(What this task involves)
Show every line of the items below that contains the string "section".

(Exercise material)
>>>
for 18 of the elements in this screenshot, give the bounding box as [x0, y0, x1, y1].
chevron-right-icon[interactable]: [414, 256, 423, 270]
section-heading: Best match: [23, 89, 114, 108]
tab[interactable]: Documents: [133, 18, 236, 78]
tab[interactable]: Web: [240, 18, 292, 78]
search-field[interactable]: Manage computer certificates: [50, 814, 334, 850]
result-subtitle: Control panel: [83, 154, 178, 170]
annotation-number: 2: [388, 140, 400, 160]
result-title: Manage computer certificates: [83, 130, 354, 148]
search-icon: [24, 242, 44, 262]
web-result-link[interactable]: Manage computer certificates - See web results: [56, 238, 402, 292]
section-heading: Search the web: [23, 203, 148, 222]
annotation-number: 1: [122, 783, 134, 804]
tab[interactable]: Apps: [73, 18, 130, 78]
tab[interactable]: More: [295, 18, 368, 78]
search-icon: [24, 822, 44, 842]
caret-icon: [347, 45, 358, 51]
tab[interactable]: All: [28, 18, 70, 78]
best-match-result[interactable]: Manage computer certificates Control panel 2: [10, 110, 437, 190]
<<<
(The completed task)
section-heading: Best match: [23, 89, 114, 108]
section-heading: Search the web: [23, 203, 148, 222]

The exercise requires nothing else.